* START DATA EXCERPTS *
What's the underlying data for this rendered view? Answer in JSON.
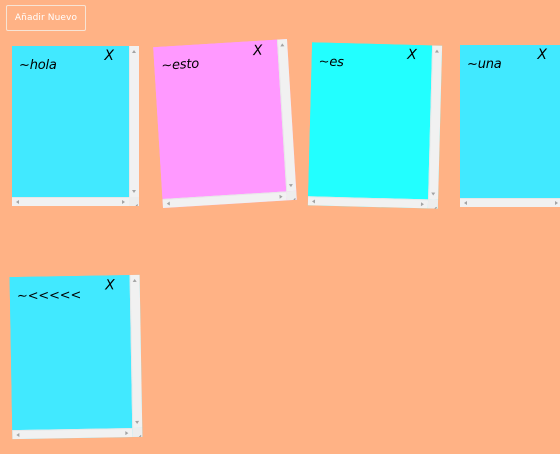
{
  "toolbar": {
    "add_button_label": "Añadir Nuevo"
  },
  "colors": {
    "background": "#FFB285",
    "note_blue": "#41E9FF",
    "note_pink": "#FF99FF",
    "note_cyan": "#22FFFF",
    "scrollbar": "#F1F1F1"
  },
  "notes": [
    {
      "text": "~hola",
      "close_label": "X",
      "color": "#41E9FF"
    },
    {
      "text": "~esto",
      "close_label": "X",
      "color": "#FF99FF"
    },
    {
      "text": "~es",
      "close_label": "X",
      "color": "#22FFFF"
    },
    {
      "text": "~una",
      "close_label": "X",
      "color": "#41E9FF"
    },
    {
      "text": "~<<<<<",
      "close_label": "X",
      "color": "#41E9FF"
    }
  ]
}
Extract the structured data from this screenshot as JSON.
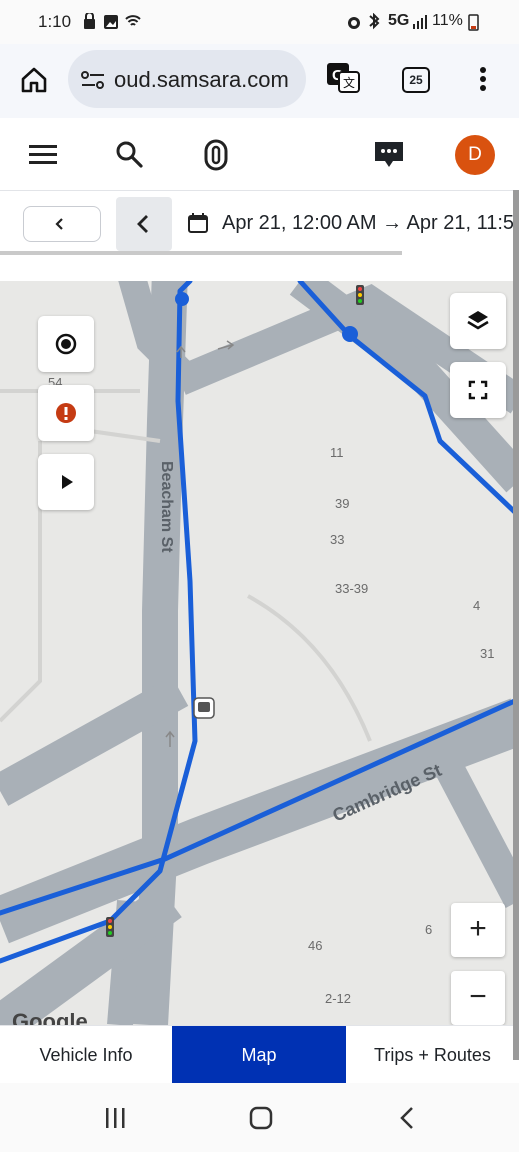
{
  "status_bar": {
    "time": "1:10",
    "network": "5G",
    "battery": "11%"
  },
  "browser": {
    "url": "oud.samsara.com",
    "tab_count": "25"
  },
  "header": {
    "avatar_initial": "D"
  },
  "date_range": {
    "text": "Apr 21, 12:00 AM → Apr 21, 11:5"
  },
  "map": {
    "streets": [
      "Beacham St",
      "Cambridge St"
    ],
    "addresses": [
      "54",
      "11",
      "39",
      "33",
      "33-39",
      "4",
      "31",
      "6",
      "46",
      "2-12"
    ],
    "zoom_in": "+",
    "zoom_out": "−",
    "route_color": "#1a5fd8"
  },
  "tabs": [
    {
      "label": "Vehicle Info",
      "active": false
    },
    {
      "label": "Map",
      "active": true
    },
    {
      "label": "Trips + Routes",
      "active": false
    }
  ],
  "colors": {
    "accent": "#0031b3",
    "avatar": "#d9520f",
    "alert": "#c53b13"
  }
}
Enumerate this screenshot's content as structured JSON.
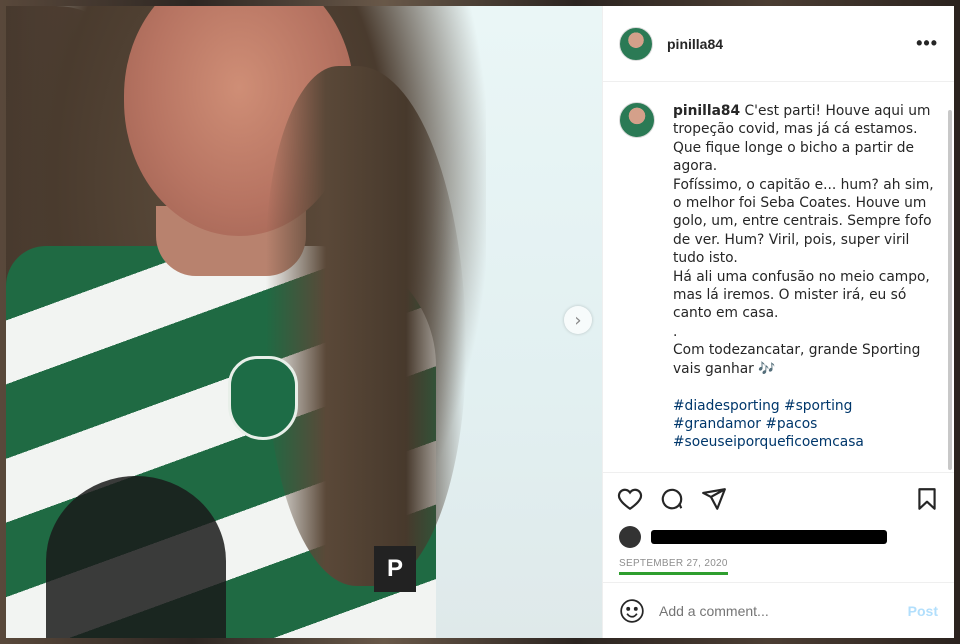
{
  "post": {
    "username": "pinilla84",
    "more_label": "•••",
    "next_label": "›",
    "jersey_badge": "P",
    "caption_lines": [
      "C'est parti! Houve aqui um",
      "tropeção covid, mas já cá estamos.",
      "Que fique longe o bicho a partir de",
      "agora.",
      "Fofíssimo, o capitão e... hum? ah sim,",
      "o melhor foi Seba Coates. Houve um",
      "golo, um, entre centrais. Sempre fofo",
      "de ver. Hum? Viril, pois, super viril",
      "tudo isto.",
      "Há ali uma confusão no meio campo,",
      "mas lá iremos. O mister irá, eu só",
      "canto em casa.",
      ".",
      "Com todezancatar, grande Sporting",
      "vais ganhar 🎶"
    ],
    "hashtags_lines": [
      "#diadesporting #sporting",
      "#grandamor #pacos",
      "#soeuseiporqueficoemcasa"
    ],
    "date": "SEPTEMBER 27, 2020",
    "comment_placeholder": "Add a comment...",
    "post_label": "Post"
  },
  "colors": {
    "link": "#00376b",
    "post_disabled": "#b2dffc",
    "date_underline": "#2f9e2f"
  },
  "icons": [
    "heart-icon",
    "comment-icon",
    "share-icon",
    "bookmark-icon",
    "emoji-icon",
    "more-icon",
    "next-arrow-icon"
  ]
}
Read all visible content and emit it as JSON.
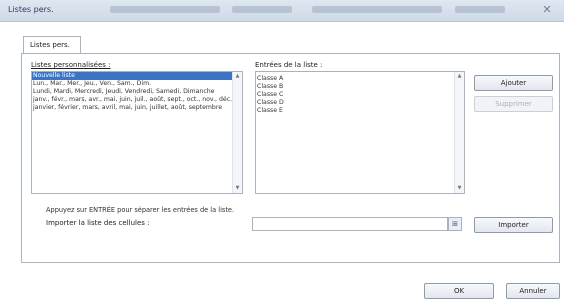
{
  "window": {
    "title": "Listes pers.",
    "close_glyph": "✕"
  },
  "tabs": [
    {
      "label": "Listes pers."
    }
  ],
  "custom_lists": {
    "label": "Listes personnalisées :",
    "items": [
      "Nouvelle liste",
      "Lun., Mar., Mer., Jeu., Ven., Sam., Dim.",
      "Lundi, Mardi, Mercredi, Jeudi, Vendredi, Samedi, Dimanche",
      "janv., févr., mars, avr., mai, juin, juil., août, sept., oct., nov., déc.",
      "janvier, février, mars, avril, mai, juin, juillet, août, septembre"
    ],
    "selected_index": 0
  },
  "list_entries": {
    "label": "Entrées de la liste :",
    "items": [
      "Classe A",
      "Classe B",
      "Classe C",
      "Classe D",
      "Classe E"
    ]
  },
  "buttons": {
    "add": "Ajouter",
    "delete": "Supprimer",
    "import": "Importer",
    "ok": "OK",
    "cancel": "Annuler"
  },
  "hint": "Appuyez sur ENTRÉE pour séparer les entrées de la liste.",
  "import_field": {
    "label": "Importer la liste des cellules :",
    "value": ""
  },
  "icons": {
    "scroll_up": "▲",
    "scroll_down": "▼",
    "range_select": "⊞"
  }
}
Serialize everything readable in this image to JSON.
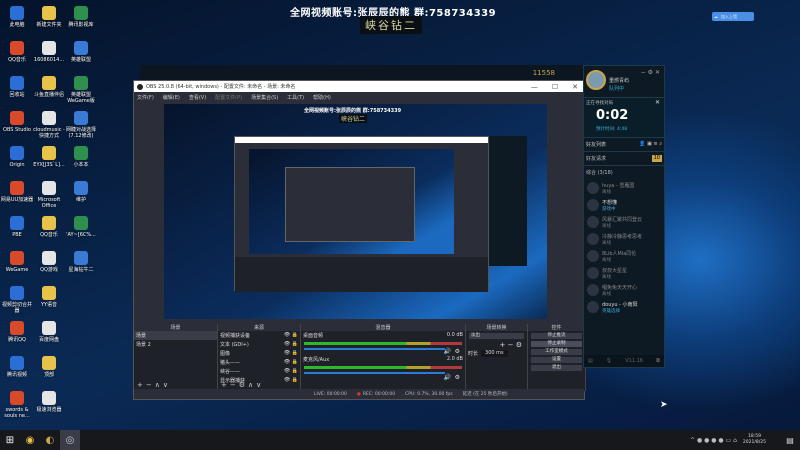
{
  "overlay": {
    "line1": "全网视频账号:张辰辰的熊  群:758734339",
    "line2": "峡谷钻二",
    "badge": "加入上墙"
  },
  "desktop_icons": [
    [
      "此电脑",
      "新建文件夹",
      "腾讯影视库"
    ],
    [
      "QQ音乐",
      "16086014...",
      "英雄联盟"
    ],
    [
      "回收站",
      "斗鱼直播伴侣",
      "英雄联盟WeGame版"
    ],
    [
      "OBS Studio",
      "cloudmusic - 快捷方式",
      "网睫对战选择(7.12修改)"
    ],
    [
      "Origin",
      "EYX[J3S`L]...",
      "小本本"
    ],
    [
      "网易UU加速器",
      "Microsoft Office",
      "维护"
    ],
    [
      "PBE",
      "QQ音乐",
      "'AY~[6C%..."
    ],
    [
      "WeGame",
      "QQ游戏",
      "星海钻牛二"
    ],
    [
      "视频剪切合并器",
      "YY语音",
      ""
    ],
    [
      "腾讯QQ",
      "百度网盘",
      ""
    ],
    [
      "腾讯视频",
      "顶部",
      ""
    ],
    [
      "swords & souls ne...",
      "极速浏览器",
      ""
    ]
  ],
  "colors": [
    "#2b6fd6",
    "#e8c34a",
    "#2f8f4f",
    "#d84a2a",
    "#e5e5e5",
    "#3a7bd5"
  ],
  "game_bar": {
    "currency": "11558"
  },
  "obs": {
    "title": "OBS 25.0.8 (64-bit, windows) - 配置文件: 未命名 - 场景: 未命名",
    "window_controls": [
      "—",
      "☐",
      "✕"
    ],
    "menu": [
      "文件(F)",
      "编辑(E)",
      "查看(V)",
      "配置文件(P)",
      "场景集合(S)",
      "工具(T)",
      "帮助(H)"
    ],
    "preview": {
      "line1": "全网视频账号:张辰辰的熊  群:758734339",
      "line2": "峡谷钻二"
    },
    "docks": {
      "scenes": {
        "title": "场景",
        "items": [
          "场景",
          "场景 2"
        ]
      },
      "sources": {
        "title": "来源",
        "items": [
          "视频捕获设备",
          "文本 (GDI+)",
          "图像",
          "猪头——",
          "峡谷——",
          "显示器捕获"
        ]
      },
      "mixer": {
        "title": "混音器",
        "channels": [
          {
            "name": "桌面音频",
            "db": "0.0 dB"
          },
          {
            "name": "麦克风/Aux",
            "db": "2.0 dB"
          }
        ]
      },
      "transitions": {
        "title": "场景转换",
        "type": "淡出",
        "duration_label": "时长",
        "duration": "300 ms"
      },
      "controls": {
        "title": "控件",
        "buttons": [
          "停止推流",
          "停止录制",
          "工作室模式",
          "设置",
          "退出"
        ]
      }
    },
    "status": {
      "live": "LIVE: 00:00:00",
      "rec": "REC: 00:00:00",
      "cpu": "CPU: 0.7%, 30.00 fps",
      "delay": "延迟 (在 25 秒后开始)"
    }
  },
  "panel": {
    "player": "重燃青屿",
    "player_status": "队列中",
    "queue_label": "正在寻找对局",
    "timer": "0:02",
    "estimate": "预计时间: 4:48",
    "friends_title": "好友列表",
    "requests": "好友请求",
    "requests_count": "10",
    "group": "综合 (3/18)",
    "friends": [
      {
        "name": "huya - 雪雁国",
        "status": "离线"
      },
      {
        "name": "不想懂",
        "status": "游戏中"
      },
      {
        "name": "风暴汇聚共同登云",
        "status": "离线"
      },
      {
        "name": "冷静冷静思考思考",
        "status": "离线"
      },
      {
        "name": "8Lib人Mia同伦",
        "status": "离线"
      },
      {
        "name": "叔叔大星星",
        "status": "离线"
      },
      {
        "name": "唱免免天天开心",
        "status": "离线"
      },
      {
        "name": "douyu - 小南阳",
        "status": "英雄选择"
      }
    ],
    "version": "V11.16"
  },
  "taskbar": {
    "time": "18:59",
    "date": "2021/8/25"
  }
}
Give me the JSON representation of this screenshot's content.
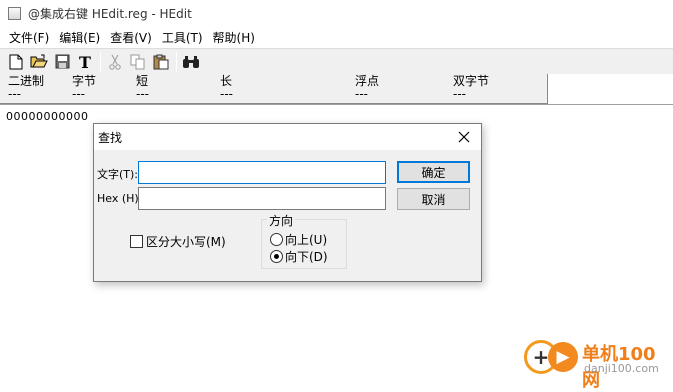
{
  "window": {
    "title": "@集成右键 HEdit.reg - HEdit"
  },
  "menubar": {
    "items": [
      "文件(F)",
      "编辑(E)",
      "查看(V)",
      "工具(T)",
      "帮助(H)"
    ]
  },
  "toolbar": {
    "buttons": [
      "new-file-icon",
      "open-folder-icon",
      "save-icon",
      "font-icon",
      "cut-icon",
      "copy-icon",
      "paste-icon",
      "find-binoculars-icon"
    ]
  },
  "columns": [
    {
      "label": "二进制",
      "value": "---"
    },
    {
      "label": "字节",
      "value": "---"
    },
    {
      "label": "短",
      "value": "---"
    },
    {
      "label": "长",
      "value": "---"
    },
    {
      "label": "浮点",
      "value": "---"
    },
    {
      "label": "双字节",
      "value": "---"
    }
  ],
  "content": {
    "hex_line": "00000000000"
  },
  "find_dialog": {
    "title": "查找",
    "text_label": "文字(T):",
    "text_value": "",
    "hex_label": "Hex (H):",
    "hex_value": "",
    "ok_label": "确定",
    "cancel_label": "取消",
    "case_label": "区分大小写(M)",
    "case_checked": false,
    "direction_title": "方向",
    "up_label": "向上(U)",
    "down_label": "向下(D)",
    "direction_selected": "down"
  },
  "watermark": {
    "brand": "单机100网",
    "url": "danji100.com"
  },
  "colors": {
    "focus_border": "#0078d7",
    "watermark_orange": "#f07f1a"
  }
}
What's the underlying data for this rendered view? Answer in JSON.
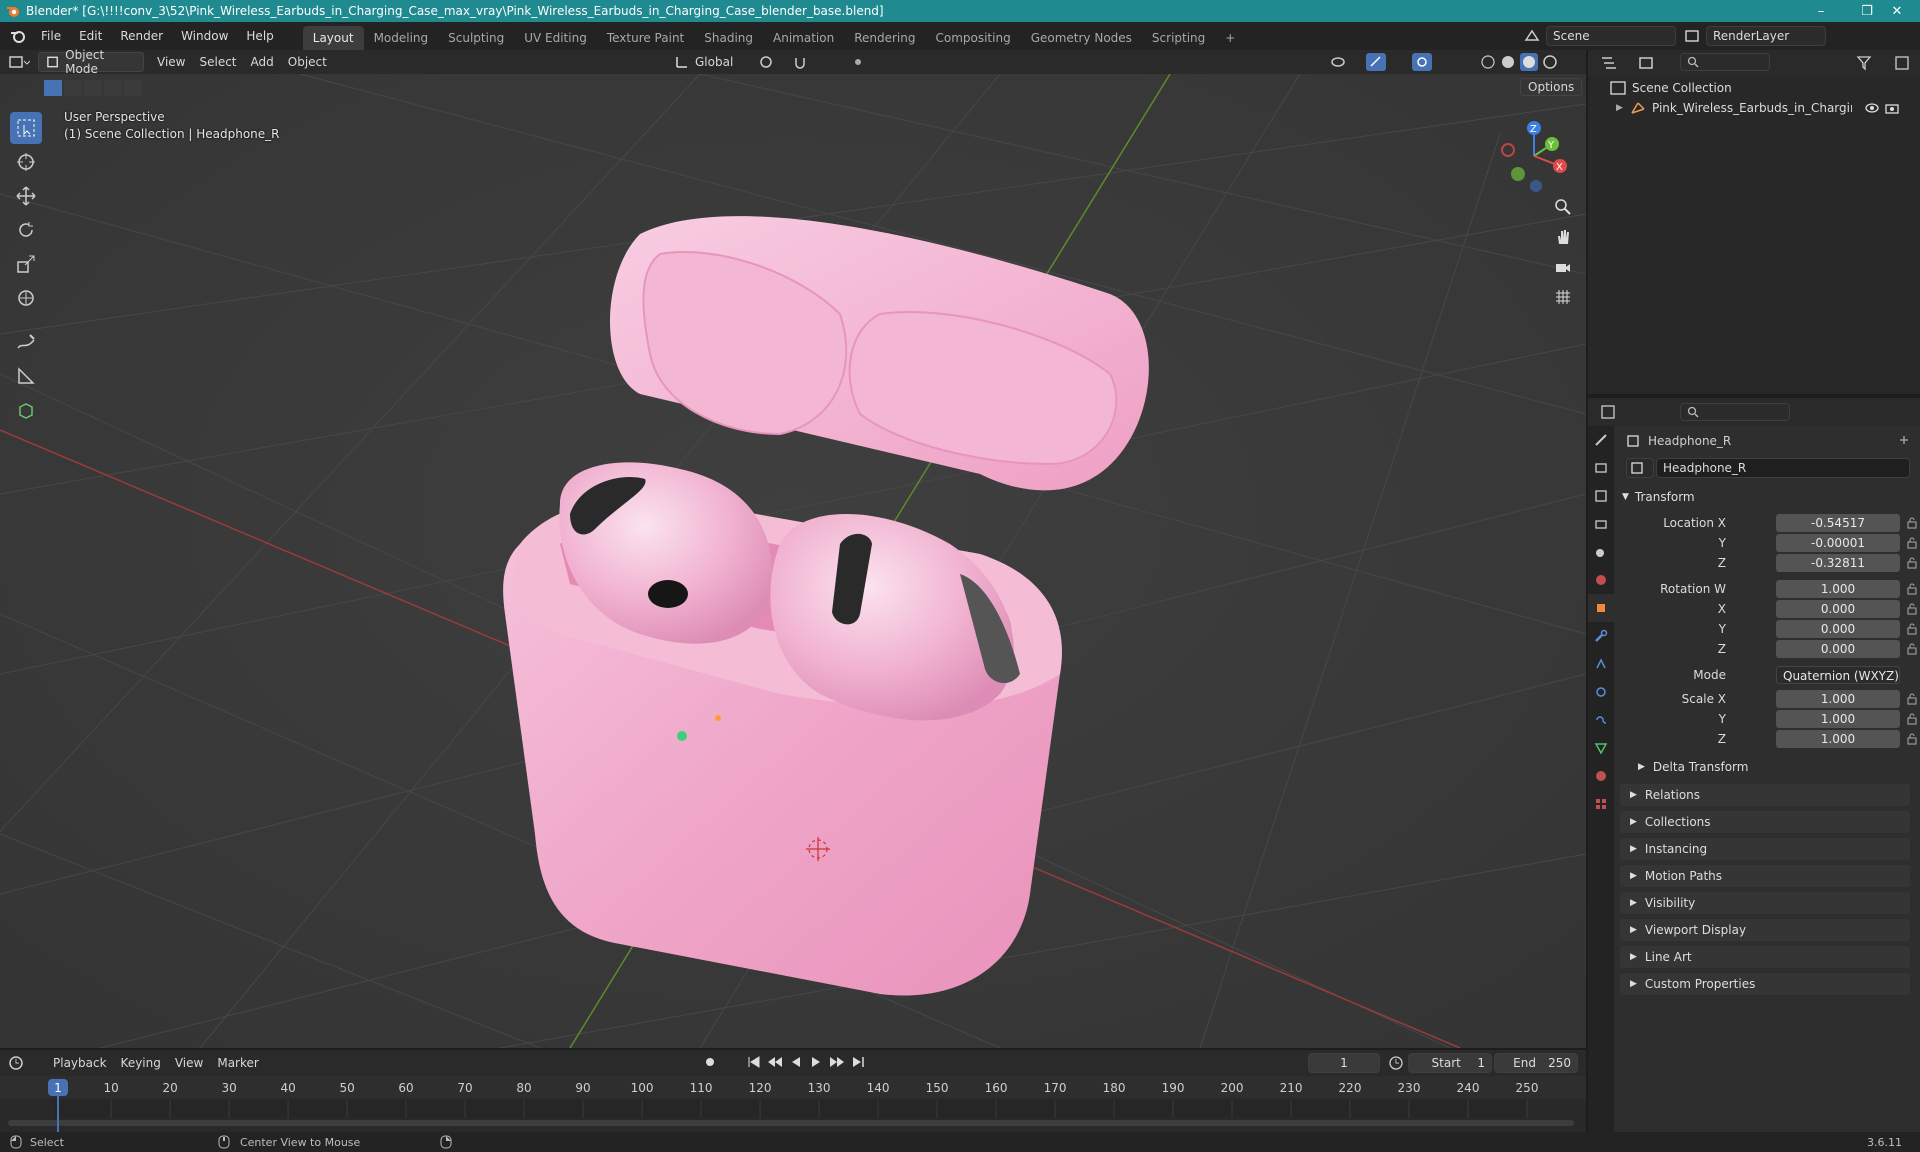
{
  "window": {
    "title": "Blender* [G:\\!!!!conv_3\\52\\Pink_Wireless_Earbuds_in_Charging_Case_max_vray\\Pink_Wireless_Earbuds_in_Charging_Case_blender_base.blend]",
    "minimize": "–",
    "maximize": "❐",
    "close": "✕"
  },
  "menu": [
    "File",
    "Edit",
    "Render",
    "Window",
    "Help"
  ],
  "workspaces": [
    "Layout",
    "Modeling",
    "Sculpting",
    "UV Editing",
    "Texture Paint",
    "Shading",
    "Animation",
    "Rendering",
    "Compositing",
    "Geometry Nodes",
    "Scripting",
    "+"
  ],
  "active_workspace": "Layout",
  "scene": {
    "name": "Scene",
    "render_layer": "RenderLayer"
  },
  "viewport_header": {
    "mode": "Object Mode",
    "menus": [
      "View",
      "Select",
      "Add",
      "Object"
    ],
    "transform_orientation": "Global",
    "options": "Options"
  },
  "viewport": {
    "perspective": "User Perspective",
    "collection_info": "(1) Scene Collection | Headphone_R",
    "axes": {
      "x": "X",
      "y": "Y",
      "z": "Z"
    }
  },
  "outliner": {
    "root": "Scene Collection",
    "items": [
      {
        "name": "Pink_Wireless_Earbuds_in_Charging_Cas"
      }
    ]
  },
  "properties": {
    "object_name": "Headphone_R",
    "object_field": "Headphone_R",
    "transform_label": "Transform",
    "location": {
      "label": "Location X",
      "x": "-0.54517",
      "y": "-0.00001",
      "z": "-0.32811"
    },
    "rotation": {
      "label": "Rotation W",
      "w": "1.000",
      "x": "0.000",
      "y": "0.000",
      "z": "0.000"
    },
    "mode_label": "Mode",
    "mode_value": "Quaternion (WXYZ)",
    "scale": {
      "label": "Scale X",
      "x": "1.000",
      "y": "1.000",
      "z": "1.000"
    },
    "axis_labels": {
      "y": "Y",
      "z": "Z",
      "x": "X"
    },
    "delta_transform": "Delta Transform",
    "panels": [
      "Relations",
      "Collections",
      "Instancing",
      "Motion Paths",
      "Visibility",
      "Viewport Display",
      "Line Art",
      "Custom Properties"
    ]
  },
  "timeline": {
    "menus": [
      "Playback",
      "Keying",
      "View",
      "Marker"
    ],
    "current_frame": "1",
    "start_label": "Start",
    "start": "1",
    "end_label": "End",
    "end": "250",
    "ticks": [
      "1",
      "10",
      "20",
      "30",
      "40",
      "50",
      "60",
      "70",
      "80",
      "90",
      "100",
      "110",
      "120",
      "130",
      "140",
      "150",
      "160",
      "170",
      "180",
      "190",
      "200",
      "210",
      "220",
      "230",
      "240",
      "250"
    ]
  },
  "statusbar": {
    "select": "Select",
    "center_view": "Center View to Mouse",
    "version": "3.6.11"
  }
}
* END DATA EXCERPTS *
WHAT TO DO => Your answer should be a single number: how many lines of the material contain the word "comment".

COMPLETE OUTPUT => 2